┌────────
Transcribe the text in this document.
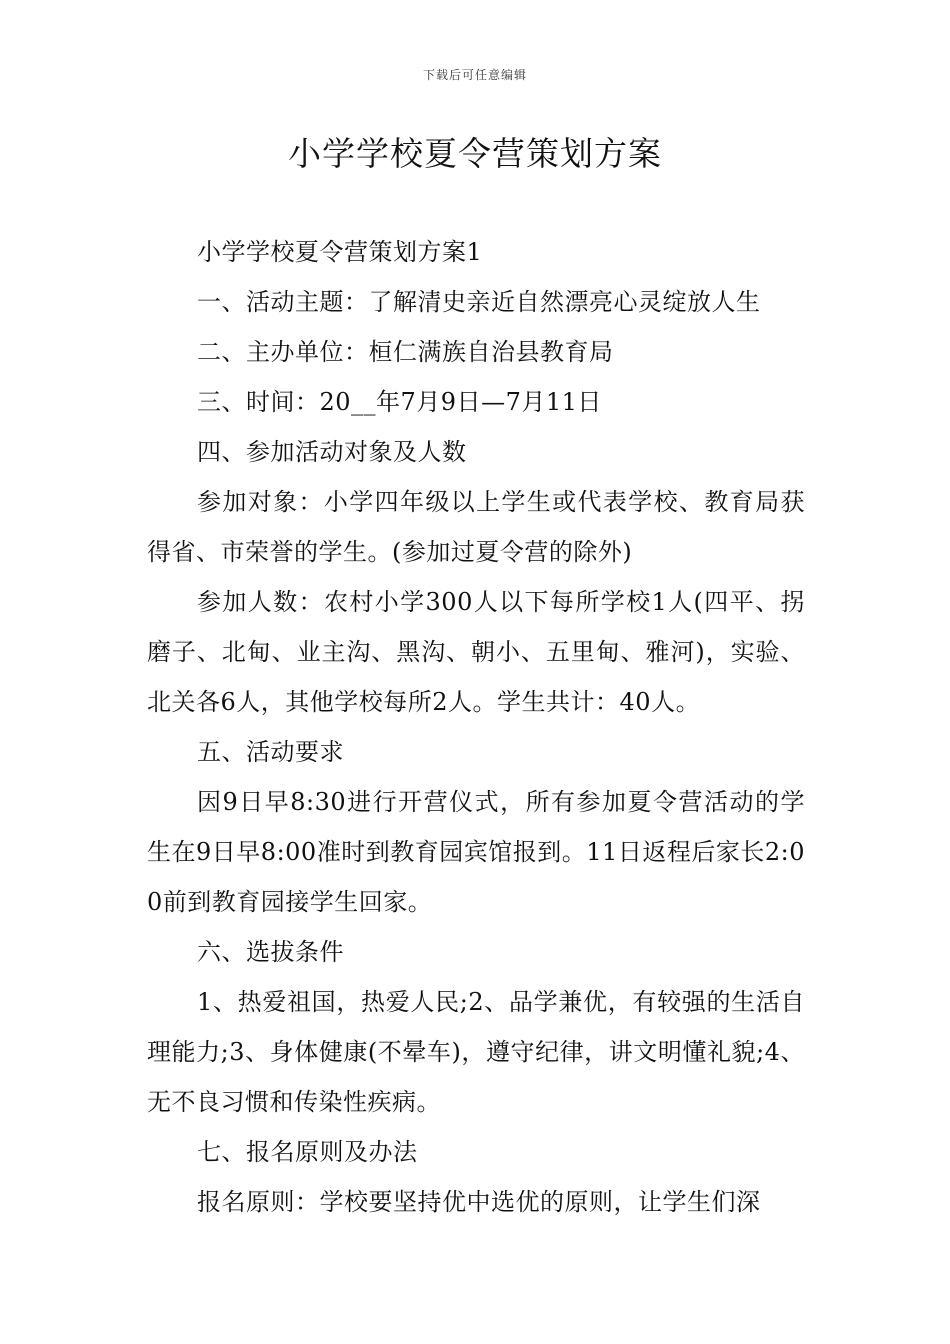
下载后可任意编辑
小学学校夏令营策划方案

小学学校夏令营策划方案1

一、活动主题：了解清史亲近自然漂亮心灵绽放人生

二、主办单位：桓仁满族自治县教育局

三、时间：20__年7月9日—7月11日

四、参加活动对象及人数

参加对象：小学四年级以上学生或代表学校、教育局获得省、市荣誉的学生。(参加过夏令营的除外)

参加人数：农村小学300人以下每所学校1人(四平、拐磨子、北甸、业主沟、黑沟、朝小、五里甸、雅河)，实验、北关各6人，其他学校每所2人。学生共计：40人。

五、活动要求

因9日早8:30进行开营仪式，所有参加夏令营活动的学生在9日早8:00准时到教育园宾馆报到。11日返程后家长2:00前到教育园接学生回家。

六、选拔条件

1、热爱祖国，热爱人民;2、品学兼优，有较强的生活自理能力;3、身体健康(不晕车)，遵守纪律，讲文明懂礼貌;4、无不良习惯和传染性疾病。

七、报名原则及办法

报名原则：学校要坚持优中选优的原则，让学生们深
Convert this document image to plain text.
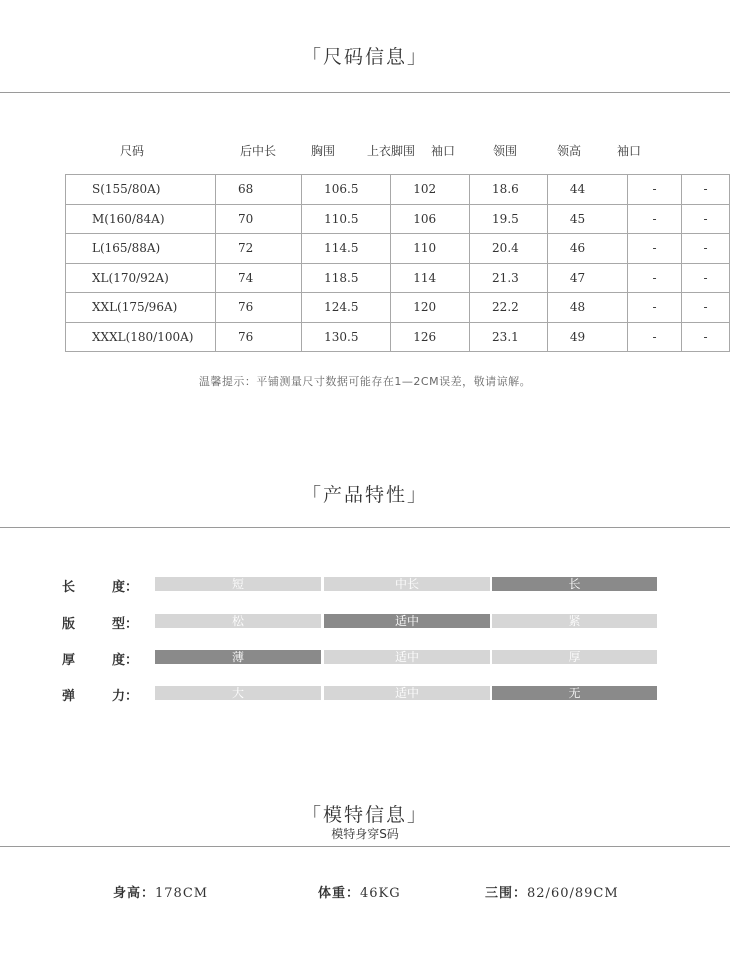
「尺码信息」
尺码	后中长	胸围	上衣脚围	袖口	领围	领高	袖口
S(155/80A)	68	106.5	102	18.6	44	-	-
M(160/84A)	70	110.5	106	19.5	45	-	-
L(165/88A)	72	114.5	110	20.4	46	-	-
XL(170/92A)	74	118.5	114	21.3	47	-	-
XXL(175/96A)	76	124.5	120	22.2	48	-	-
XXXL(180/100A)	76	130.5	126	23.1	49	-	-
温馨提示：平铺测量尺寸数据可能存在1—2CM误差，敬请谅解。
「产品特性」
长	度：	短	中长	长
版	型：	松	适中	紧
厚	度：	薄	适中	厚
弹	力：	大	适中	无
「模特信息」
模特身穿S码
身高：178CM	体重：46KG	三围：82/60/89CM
└────────
┌────────
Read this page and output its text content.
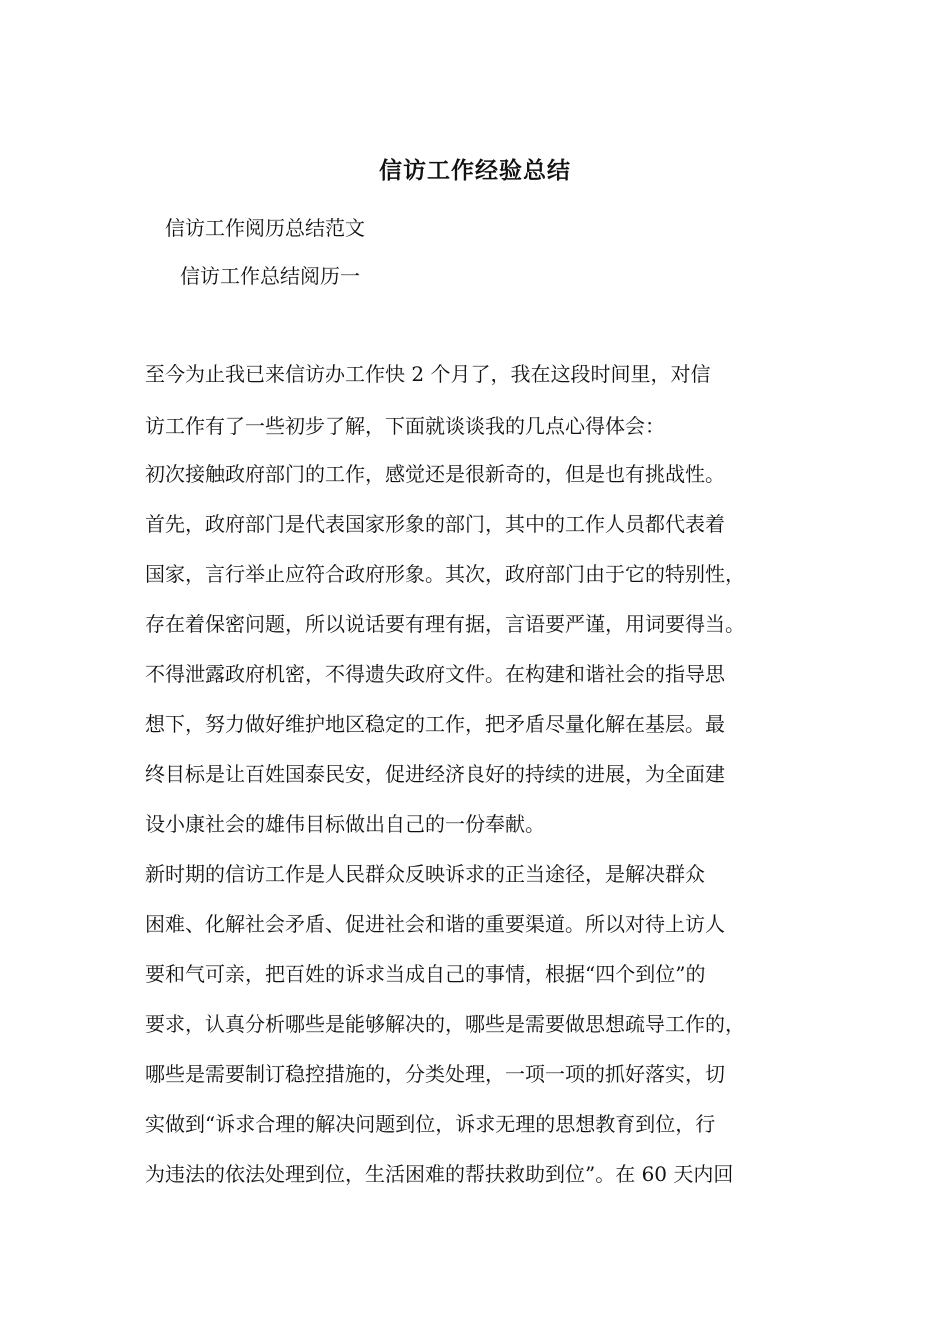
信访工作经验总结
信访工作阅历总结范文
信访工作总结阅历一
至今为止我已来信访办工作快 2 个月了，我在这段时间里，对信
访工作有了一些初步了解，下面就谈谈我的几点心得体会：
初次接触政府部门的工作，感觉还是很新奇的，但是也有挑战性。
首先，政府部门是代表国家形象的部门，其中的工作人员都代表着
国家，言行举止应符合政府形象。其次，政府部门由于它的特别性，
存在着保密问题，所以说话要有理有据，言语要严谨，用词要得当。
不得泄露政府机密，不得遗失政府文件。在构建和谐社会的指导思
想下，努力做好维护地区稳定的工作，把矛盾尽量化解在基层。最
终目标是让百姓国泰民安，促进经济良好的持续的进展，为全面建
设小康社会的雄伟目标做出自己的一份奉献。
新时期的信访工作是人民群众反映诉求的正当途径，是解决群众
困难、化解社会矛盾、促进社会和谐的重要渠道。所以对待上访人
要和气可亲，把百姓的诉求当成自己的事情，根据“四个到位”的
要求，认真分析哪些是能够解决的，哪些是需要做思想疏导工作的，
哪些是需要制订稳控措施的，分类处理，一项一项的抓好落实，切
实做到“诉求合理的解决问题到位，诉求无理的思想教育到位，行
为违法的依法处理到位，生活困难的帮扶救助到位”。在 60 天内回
└────────
WHAT TO WORK ON: Each line that has the word "this" should be copied.

TASK ANSWER:
Transcribe the text in this document.
Convert this document image to plain text.
Read this page and output its text content.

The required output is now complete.